> PROBLEM TO SOLVE:
Skip all pictures, then print the remaining material exactly.

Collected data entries
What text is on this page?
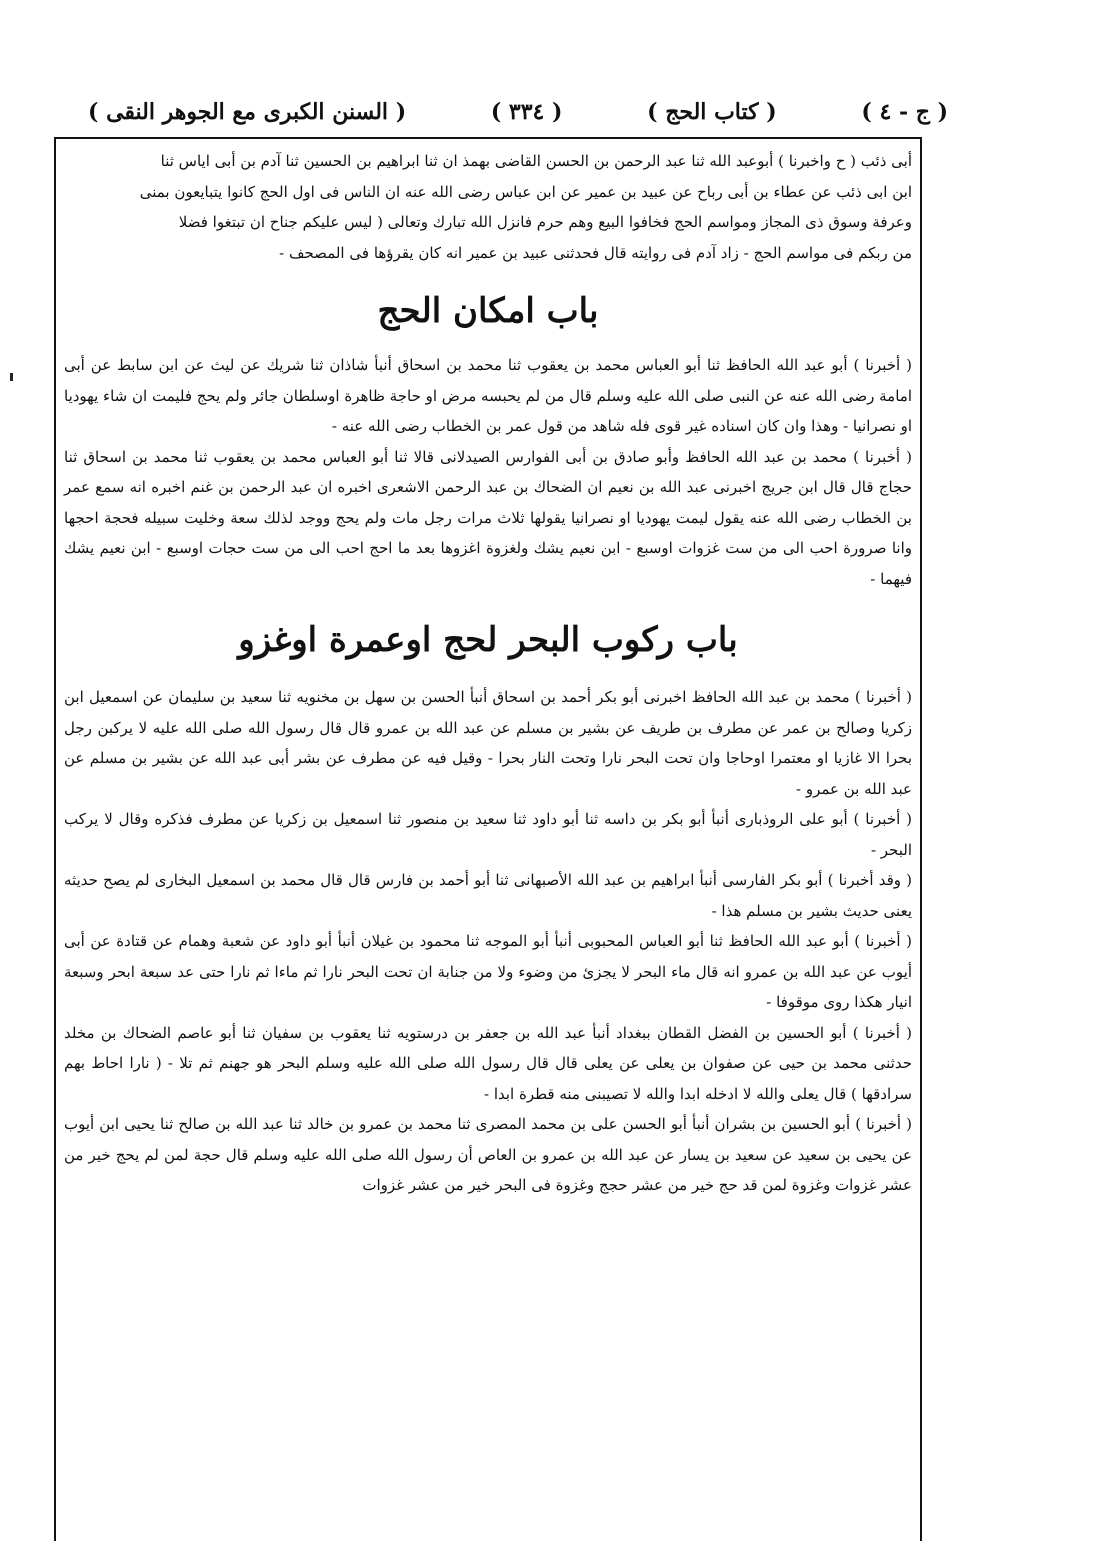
( السنن الكبرى مع الجوهر النقى )	( ٣٣٤ )	( كتاب الحج )	( ج - ٤ )

أبى ذئب ( ح واخبرنا ) أبوعبد الله ثنا عبد الرحمن بن الحسن القاضى بهمذ ان ثنا ابراهيم بن الحسين ثنا آدم بن أبى اياس ثنا

ابن ابى ذئب عن عطاء بن أبى رباح عن عبيد بن عمير عن ابن عباس رضى الله عنه ان الناس فى اول الحج كانوا يتبايعون بمنى

وعرفة وسوق ذى المجاز ومواسم الحج فخافوا البيع وهم حرم فانزل الله تبارك وتعالى ( ليس عليكم جناح ان تبتغوا فضلا

من ربكم فى مواسم الحج - زاد آدم فى روايته قال فحدثنى عبيد بن عمير انه كان يقرؤها فى المصحف -

باب امكان الحج

( أخبرنا ) أبو عبد الله الحافظ ثنا أبو العباس محمد بن يعقوب ثنا محمد بن اسحاق أنبأ شاذان ثنا شريك عن ليث عن ابن سابط عن أبى امامة رضى الله عنه عن النبى صلى الله عليه وسلم قال من لم يحبسه مرض او حاجة ظاهرة اوسلطان جائر ولم يحج فليمت ان شاء يهوديا او نصرانيا - وهذا وان كان اسناده غير قوى فله شاهد من قول عمر بن الخطاب رضى الله عنه -

( أخبرنا ) محمد بن عبد الله الحافظ وأبو صادق بن أبى الفوارس الصيدلانى قالا ثنا أبو العباس محمد بن يعقوب ثنا محمد بن اسحاق ثنا حجاج قال قال ابن جريج اخبرنى عبد الله بن نعيم ان الضحاك بن عبد الرحمن الاشعرى اخبره ان عبد الرحمن بن غنم اخبره انه سمع عمر بن الخطاب رضى الله عنه يقول ليمت يهوديا او نصرانيا يقولها ثلاث مرات رجل مات ولم يحج ووجد لذلك سعة وخليت سبيله فحجة احجها وانا صرورة احب الى من ست غزوات اوسبع - ابن نعيم يشك ولغزوة اغزوها بعد ما احج احب الى من ست حجات اوسبع - ابن نعيم يشك فيهما -

باب ركوب البحر لحج اوعمرة اوغزو

( أخبرنا ) محمد بن عبد الله الحافظ اخبرنى أبو بكر أحمد بن اسحاق أنبأ الحسن بن سهل بن مخنويه ثنا سعيد بن سليمان عن اسمعيل ابن زكريا وصالح بن عمر عن مطرف بن طريف عن بشير بن مسلم عن عبد الله بن عمرو قال قال رسول الله صلى الله عليه لا يركبن رجل بحرا الا غازيا او معتمرا اوحاجا وان تحت البحر نارا وتحت النار بحرا - وقيل فيه عن مطرف عن بشر أبى عبد الله عن بشير بن مسلم عن عبد الله بن عمرو -

( أخبرنا ) أبو على الروذبارى أنبأ أبو بكر بن داسه ثنا أبو داود ثنا سعيد بن منصور ثنا اسمعيل بن زكريا عن مطرف فذكره وقال لا يركب البحر -

( وقد أخبرنا ) أبو بكر الفارسى أنبأ ابراهيم بن عبد الله الأصبهانى ثنا أبو أحمد بن فارس قال قال محمد بن اسمعيل البخارى لم يصح حديثه يعنى حديث بشير بن مسلم هذا -

( أخبرنا ) أبو عبد الله الحافظ ثنا أبو العباس المحبوبى أنبأ أبو الموجه ثنا محمود بن غيلان أنبأ أبو داود عن شعبة وهمام عن قتادة عن أبى أيوب عن عبد الله بن عمرو انه قال ماء البحر لا يجزئ من وضوء ولا من جنابة ان تحت البحر نارا ثم ماءا ثم نارا حتى عد سبعة ابحر وسبعة انيار هكذا روى موقوفا -

( أخبرنا ) أبو الحسين بن الفضل القطان ببغداد أنبأ عبد الله بن جعفر بن درستويه ثنا يعقوب بن سفيان ثنا أبو عاصم الضحاك بن مخلد حدثنى محمد بن حيى عن صفوان بن يعلى عن يعلى قال قال رسول الله صلى الله عليه وسلم البحر هو جهنم ثم تلا - ( نارا احاط بهم سرادقها ) قال يعلى والله لا ادخله ابدا والله لا تصيبنى منه قطرة ابدا -

( أخبرنا ) أبو الحسين بن بشران أنبأ أبو الحسن على بن محمد المصرى ثنا محمد بن عمرو بن خالد ثنا عبد الله بن صالح ثنا يحيى ابن أيوب عن يحيى بن سعيد عن سعيد بن يسار عن عبد الله بن عمرو بن العاص أن رسول الله صلى الله عليه وسلم قال حجة لمن لم يحج خير من عشر غزوات وغزوة لمن قد حج خير من عشر حجج وغزوة فى البحر خير من عشر غزوات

> ANSWER TO THE PROBLEM:
What text is on this page?
( السنن الكبرى مع الجوهر النقى )	( ٣٣٤ )	( كتاب الحج )	( ج - ٤ )

أبى ذئب ( ح واخبرنا ) أبوعبد الله ثنا عبد الرحمن بن الحسن القاضى بهمذ ان ثنا ابراهيم بن الحسين ثنا آدم بن أبى اياس ثنا

ابن ابى ذئب عن عطاء بن أبى رباح عن عبيد بن عمير عن ابن عباس رضى الله عنه ان الناس فى اول الحج كانوا يتبايعون بمنى

وعرفة وسوق ذى المجاز ومواسم الحج فخافوا البيع وهم حرم فانزل الله تبارك وتعالى ( ليس عليكم جناح ان تبتغوا فضلا

من ربكم فى مواسم الحج - زاد آدم فى روايته قال فحدثنى عبيد بن عمير انه كان يقرؤها فى المصحف -

باب امكان الحج

( أخبرنا ) أبو عبد الله الحافظ ثنا أبو العباس محمد بن يعقوب ثنا محمد بن اسحاق أنبأ شاذان ثنا شريك عن ليث عن ابن سابط عن أبى امامة رضى الله عنه عن النبى صلى الله عليه وسلم قال من لم يحبسه مرض او حاجة ظاهرة اوسلطان جائر ولم يحج فليمت ان شاء يهوديا او نصرانيا - وهذا وان كان اسناده غير قوى فله شاهد من قول عمر بن الخطاب رضى الله عنه -

( أخبرنا ) محمد بن عبد الله الحافظ وأبو صادق بن أبى الفوارس الصيدلانى قالا ثنا أبو العباس محمد بن يعقوب ثنا محمد بن اسحاق ثنا حجاج قال قال ابن جريج اخبرنى عبد الله بن نعيم ان الضحاك بن عبد الرحمن الاشعرى اخبره ان عبد الرحمن بن غنم اخبره انه سمع عمر بن الخطاب رضى الله عنه يقول ليمت يهوديا او نصرانيا يقولها ثلاث مرات رجل مات ولم يحج ووجد لذلك سعة وخليت سبيله فحجة احجها وانا صرورة احب الى من ست غزوات اوسبع - ابن نعيم يشك ولغزوة اغزوها بعد ما احج احب الى من ست حجات اوسبع - ابن نعيم يشك فيهما -

باب ركوب البحر لحج اوعمرة اوغزو

( أخبرنا ) محمد بن عبد الله الحافظ اخبرنى أبو بكر أحمد بن اسحاق أنبأ الحسن بن سهل بن مخنويه ثنا سعيد بن سليمان عن اسمعيل ابن زكريا وصالح بن عمر عن مطرف بن طريف عن بشير بن مسلم عن عبد الله بن عمرو قال قال رسول الله صلى الله عليه لا يركبن رجل بحرا الا غازيا او معتمرا اوحاجا وان تحت البحر نارا وتحت النار بحرا - وقيل فيه عن مطرف عن بشر أبى عبد الله عن بشير بن مسلم عن عبد الله بن عمرو -

( أخبرنا ) أبو على الروذبارى أنبأ أبو بكر بن داسه ثنا أبو داود ثنا سعيد بن منصور ثنا اسمعيل بن زكريا عن مطرف فذكره وقال لا يركب البحر -

( وقد أخبرنا ) أبو بكر الفارسى أنبأ ابراهيم بن عبد الله الأصبهانى ثنا أبو أحمد بن فارس قال قال محمد بن اسمعيل البخارى لم يصح حديثه يعنى حديث بشير بن مسلم هذا -

( أخبرنا ) أبو عبد الله الحافظ ثنا أبو العباس المحبوبى أنبأ أبو الموجه ثنا محمود بن غيلان أنبأ أبو داود عن شعبة وهمام عن قتادة عن أبى أيوب عن عبد الله بن عمرو انه قال ماء البحر لا يجزئ من وضوء ولا من جنابة ان تحت البحر نارا ثم ماءا ثم نارا حتى عد سبعة ابحر وسبعة انيار هكذا روى موقوفا -

( أخبرنا ) أبو الحسين بن الفضل القطان ببغداد أنبأ عبد الله بن جعفر بن درستويه ثنا يعقوب بن سفيان ثنا أبو عاصم الضحاك بن مخلد حدثنى محمد بن حيى عن صفوان بن يعلى عن يعلى قال قال رسول الله صلى الله عليه وسلم البحر هو جهنم ثم تلا - ( نارا احاط بهم سرادقها ) قال يعلى والله لا ادخله ابدا والله لا تصيبنى منه قطرة ابدا -

( أخبرنا ) أبو الحسين بن بشران أنبأ أبو الحسن على بن محمد المصرى ثنا محمد بن عمرو بن خالد ثنا عبد الله بن صالح ثنا يحيى ابن أيوب عن يحيى بن سعيد عن سعيد بن يسار عن عبد الله بن عمرو بن العاص أن رسول الله صلى الله عليه وسلم قال حجة لمن لم يحج خير من عشر غزوات وغزوة لمن قد حج خير من عشر حجج وغزوة فى البحر خير من عشر غزوات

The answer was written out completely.